* START Exercise inputs *
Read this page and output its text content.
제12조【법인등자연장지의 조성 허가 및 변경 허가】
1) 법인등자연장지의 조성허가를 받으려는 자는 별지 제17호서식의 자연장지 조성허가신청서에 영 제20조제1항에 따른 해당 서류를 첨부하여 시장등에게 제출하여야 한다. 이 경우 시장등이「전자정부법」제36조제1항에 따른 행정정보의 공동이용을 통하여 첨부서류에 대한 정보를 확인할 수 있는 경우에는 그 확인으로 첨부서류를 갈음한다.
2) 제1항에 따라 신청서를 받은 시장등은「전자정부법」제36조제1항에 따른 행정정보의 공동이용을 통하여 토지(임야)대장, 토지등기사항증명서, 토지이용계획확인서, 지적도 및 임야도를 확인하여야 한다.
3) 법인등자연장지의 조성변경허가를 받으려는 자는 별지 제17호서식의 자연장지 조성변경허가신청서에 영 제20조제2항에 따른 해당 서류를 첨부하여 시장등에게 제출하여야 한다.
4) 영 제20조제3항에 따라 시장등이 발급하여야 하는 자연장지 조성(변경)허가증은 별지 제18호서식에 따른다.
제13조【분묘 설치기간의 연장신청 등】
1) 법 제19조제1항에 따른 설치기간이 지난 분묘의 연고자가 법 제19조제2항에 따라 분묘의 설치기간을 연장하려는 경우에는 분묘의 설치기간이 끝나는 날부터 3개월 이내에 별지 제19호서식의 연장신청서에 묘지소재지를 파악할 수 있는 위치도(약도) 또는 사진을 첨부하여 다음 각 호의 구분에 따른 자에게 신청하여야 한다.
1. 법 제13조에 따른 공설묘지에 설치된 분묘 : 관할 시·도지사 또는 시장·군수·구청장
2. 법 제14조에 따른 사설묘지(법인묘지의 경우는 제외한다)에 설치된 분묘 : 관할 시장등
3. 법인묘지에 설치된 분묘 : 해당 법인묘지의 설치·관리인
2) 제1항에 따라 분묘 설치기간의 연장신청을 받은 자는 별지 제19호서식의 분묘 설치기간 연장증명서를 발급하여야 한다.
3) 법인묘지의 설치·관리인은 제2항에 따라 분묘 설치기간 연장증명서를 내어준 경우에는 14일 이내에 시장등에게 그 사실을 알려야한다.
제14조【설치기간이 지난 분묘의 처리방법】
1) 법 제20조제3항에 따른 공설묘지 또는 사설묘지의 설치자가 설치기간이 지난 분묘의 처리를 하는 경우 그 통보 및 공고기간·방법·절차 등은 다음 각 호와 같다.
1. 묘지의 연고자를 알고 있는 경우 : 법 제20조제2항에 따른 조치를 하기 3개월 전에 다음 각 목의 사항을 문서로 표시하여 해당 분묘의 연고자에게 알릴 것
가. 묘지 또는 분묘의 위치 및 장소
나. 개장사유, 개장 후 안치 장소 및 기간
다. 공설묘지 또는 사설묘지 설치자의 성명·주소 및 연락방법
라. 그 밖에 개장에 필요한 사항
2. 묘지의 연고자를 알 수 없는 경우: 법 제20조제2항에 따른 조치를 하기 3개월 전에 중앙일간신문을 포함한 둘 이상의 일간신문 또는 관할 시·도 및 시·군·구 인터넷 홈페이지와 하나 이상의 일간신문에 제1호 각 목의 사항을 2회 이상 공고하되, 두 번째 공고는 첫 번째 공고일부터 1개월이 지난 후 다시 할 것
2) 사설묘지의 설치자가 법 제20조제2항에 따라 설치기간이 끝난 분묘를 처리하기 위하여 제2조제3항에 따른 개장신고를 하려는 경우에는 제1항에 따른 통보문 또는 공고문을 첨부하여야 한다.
* END Exercise inputs *
Write out all records exactly, keeping every detail.

Read this page and output its text content.
제12조【법인등자연장지의 조성 허가 및 변경 허가】
1) 법인등자연장지의 조성허가를 받으려는 자는 별지 제17호서식의 자연장지 조성허가신청서에 영 제20조제1항에 따른 해당 서류를 첨부하여 시장등에게 제출하여야 한다. 이 경우 시장등이「전자정부법」제36조제1항에 따른 행정정보의 공동이용을 통하여 첨부서류에 대한 정보를 확인할 수 있는 경우에는 그 확인으로 첨부서류를 갈음한다.
2) 제1항에 따라 신청서를 받은 시장등은「전자정부법」제36조제1항에 따른 행정정보의 공동이용을 통하여 토지(임야)대장, 토지등기사항증명서, 토지이용계획확인서, 지적도 및 임야도를 확인하여야 한다.
3) 법인등자연장지의 조성변경허가를 받으려는 자는 별지 제17호서식의 자연장지 조성변경허가신청서에 영 제20조제2항에 따른 해당 서류를 첨부하여 시장등에게 제출하여야 한다.
4) 영 제20조제3항에 따라 시장등이 발급하여야 하는 자연장지 조성(변경)허가증은 별지 제18호서식에 따른다.
제13조【분묘 설치기간의 연장신청 등】
1) 법 제19조제1항에 따른 설치기간이 지난 분묘의 연고자가 법 제19조제2항에 따라 분묘의 설치기간을 연장하려는 경우에는 분묘의 설치기간이 끝나는 날부터 3개월 이내에 별지 제19호서식의 연장신청서에 묘지소재지를 파악할 수 있는 위치도(약도) 또는 사진을 첨부하여 다음 각 호의 구분에 따른 자에게 신청하여야 한다.
1. 법 제13조에 따른 공설묘지에 설치된 분묘 : 관할 시·도지사 또는 시장·군수·구청장
2. 법 제14조에 따른 사설묘지(법인묘지의 경우는 제외한다)에 설치된 분묘 : 관할 시장등
3. 법인묘지에 설치된 분묘 : 해당 법인묘지의 설치·관리인
2) 제1항에 따라 분묘 설치기간의 연장신청을 받은 자는 별지 제19호서식의 분묘 설치기간 연장증명서를 발급하여야 한다.
3) 법인묘지의 설치·관리인은 제2항에 따라 분묘 설치기간 연장증명서를 내어준 경우에는 14일 이내에 시장등에게 그 사실을 알려야한다.
제14조【설치기간이 지난 분묘의 처리방법】
1) 법 제20조제3항에 따른 공설묘지 또는 사설묘지의 설치자가 설치기간이 지난 분묘의 처리를 하는 경우 그 통보 및 공고기간·방법·절차 등은 다음 각 호와 같다.
1. 묘지의 연고자를 알고 있는 경우 : 법 제20조제2항에 따른 조치를 하기 3개월 전에 다음 각 목의 사항을 문서로 표시하여 해당 분묘의 연고자에게 알릴 것
가. 묘지 또는 분묘의 위치 및 장소
나. 개장사유, 개장 후 안치 장소 및 기간
다. 공설묘지 또는 사설묘지 설치자의 성명·주소 및 연락방법
라. 그 밖에 개장에 필요한 사항
2. 묘지의 연고자를 알 수 없는 경우: 법 제20조제2항에 따른 조치를 하기 3개월 전에 중앙일간신문을 포함한 둘 이상의 일간신문 또는 관할 시·도 및 시·군·구 인터넷 홈페이지와 하나 이상의 일간신문에 제1호 각 목의 사항을 2회 이상 공고하되, 두 번째 공고는 첫 번째 공고일부터 1개월이 지난 후 다시 할 것
2) 사설묘지의 설치자가 법 제20조제2항에 따라 설치기간이 끝난 분묘를 처리하기 위하여 제2조제3항에 따른 개장신고를 하려는 경우에는 제1항에 따른 통보문 또는 공고문을 첨부하여야 한다.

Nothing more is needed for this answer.